• _DO THIS_: Filter the listing below, copying every line in which the word "Minutes" appears.
··· MATERIAL PROVIDED
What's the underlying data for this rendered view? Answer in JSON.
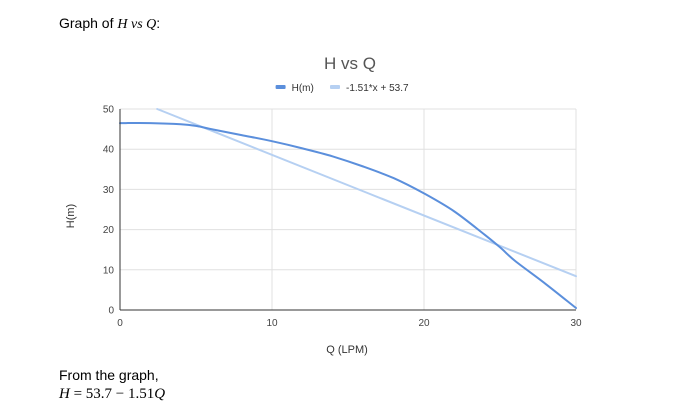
{
  "intro": {
    "prefix": "Graph of ",
    "var_h": "H",
    "vs": " vs ",
    "var_q": "Q",
    "suffix": ":"
  },
  "chart_data": {
    "type": "line",
    "title": "H vs Q",
    "xlabel": "Q (LPM)",
    "ylabel": "H(m)",
    "xlim": [
      0,
      30
    ],
    "ylim": [
      0,
      50
    ],
    "x_ticks": [
      "0",
      "10",
      "20",
      "30"
    ],
    "y_ticks": [
      "0",
      "10",
      "20",
      "30",
      "40",
      "50"
    ],
    "grid": true,
    "legend_position": "top",
    "series": [
      {
        "name": "H(m)",
        "color": "#5b8fdc",
        "x": [
          0,
          2,
          4,
          5,
          6,
          8,
          10,
          12,
          14,
          16,
          18,
          20,
          22,
          24,
          25,
          26,
          28,
          30
        ],
        "y": [
          46.5,
          46.5,
          46.2,
          45.8,
          45.0,
          43.5,
          42.0,
          40.2,
          38.2,
          35.7,
          32.8,
          29.0,
          24.5,
          18.7,
          15.6,
          12.2,
          6.5,
          0.5
        ]
      },
      {
        "name": "-1.51*x + 53.7",
        "color": "#b6d0f2",
        "x": [
          2.45,
          30
        ],
        "y": [
          50.0,
          8.4
        ]
      }
    ]
  },
  "conclusion": {
    "text": "From the graph,"
  },
  "equation": {
    "lhs": "H",
    "eq_rest": " = 53.7 − 1.51",
    "var": "Q"
  }
}
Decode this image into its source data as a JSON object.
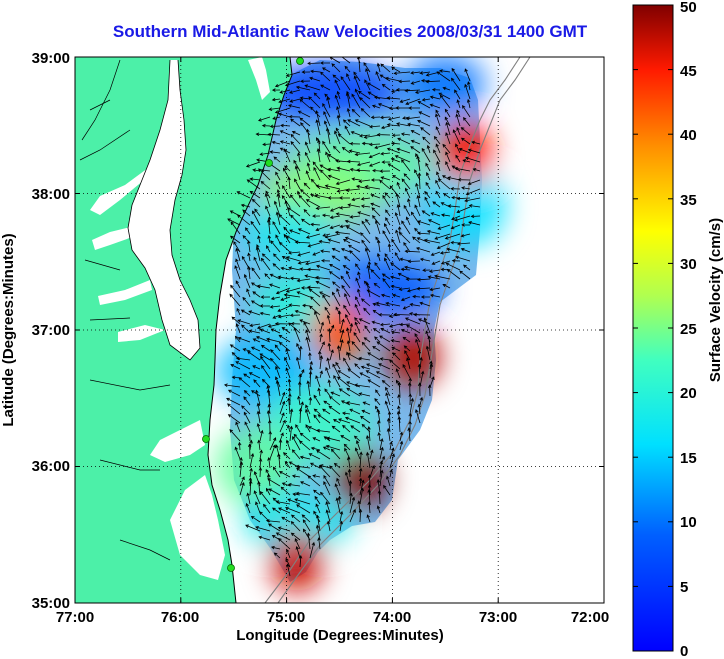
{
  "title": "Southern Mid-Atlantic Raw Velocities 2008/03/31 1400 GMT",
  "x_axis": {
    "label": "Longitude (Degrees:Minutes)",
    "ticks": [
      "77:00",
      "76:00",
      "75:00",
      "74:00",
      "73:00",
      "72:00"
    ]
  },
  "y_axis": {
    "label": "Latitude (Degrees:Minutes)",
    "ticks": [
      "39:00",
      "38:00",
      "37:00",
      "36:00",
      "35:00"
    ]
  },
  "colorbar": {
    "label": "Surface Velocity (cm/s)",
    "ticks": [
      "0",
      "5",
      "10",
      "15",
      "20",
      "25",
      "30",
      "35",
      "40",
      "45",
      "50"
    ],
    "min": 0,
    "max": 50,
    "colormap": "jet"
  },
  "map": {
    "lon_range": [
      -77,
      -72
    ],
    "lat_range": [
      35,
      39
    ],
    "grid": true,
    "land_color": "#4cf0a8",
    "contour_color": "#7f7f7f",
    "vector_color": "#000000",
    "radar_station_color": "#22cc22",
    "high_speed_zones": [
      {
        "lon": -73.3,
        "lat": 38.3,
        "speed": 45
      },
      {
        "lon": -74.5,
        "lat": 37.0,
        "speed": 42
      },
      {
        "lon": -73.8,
        "lat": 36.8,
        "speed": 48
      },
      {
        "lon": -74.3,
        "lat": 35.9,
        "speed": 50
      },
      {
        "lon": -74.9,
        "lat": 35.3,
        "speed": 47
      }
    ]
  }
}
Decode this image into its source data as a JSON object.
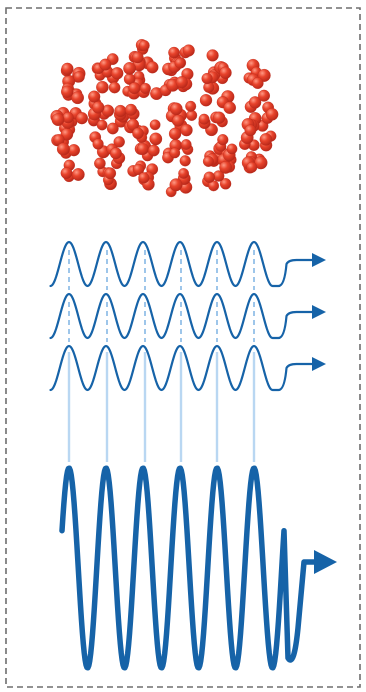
{
  "colors": {
    "background": "#ffffff",
    "frame_dash": "#6e6e6e",
    "particle": "#e8432b",
    "particle_highlight": "#ff9a85",
    "particle_shadow": "#b8281a",
    "wave": "#1663a8",
    "dashed_guide": "#9ec6ea",
    "vertical_guide": "#b9d7f2"
  },
  "diagram": {
    "particle_cluster": {
      "columns": 6,
      "style": "red-spheres"
    },
    "small_waves": {
      "count": 3,
      "periods": 6,
      "arrow": "right-arrow"
    },
    "large_wave": {
      "periods": 6,
      "arrow": "right-arrow"
    },
    "guides": {
      "vertical_lines": 6,
      "style": "light-blue"
    }
  }
}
······
• _WRITTEN SOLUTION_:
    "label": "Longitude (Degrees:Minutes)",
    "label": "Latitude (Degrees:Minutes)",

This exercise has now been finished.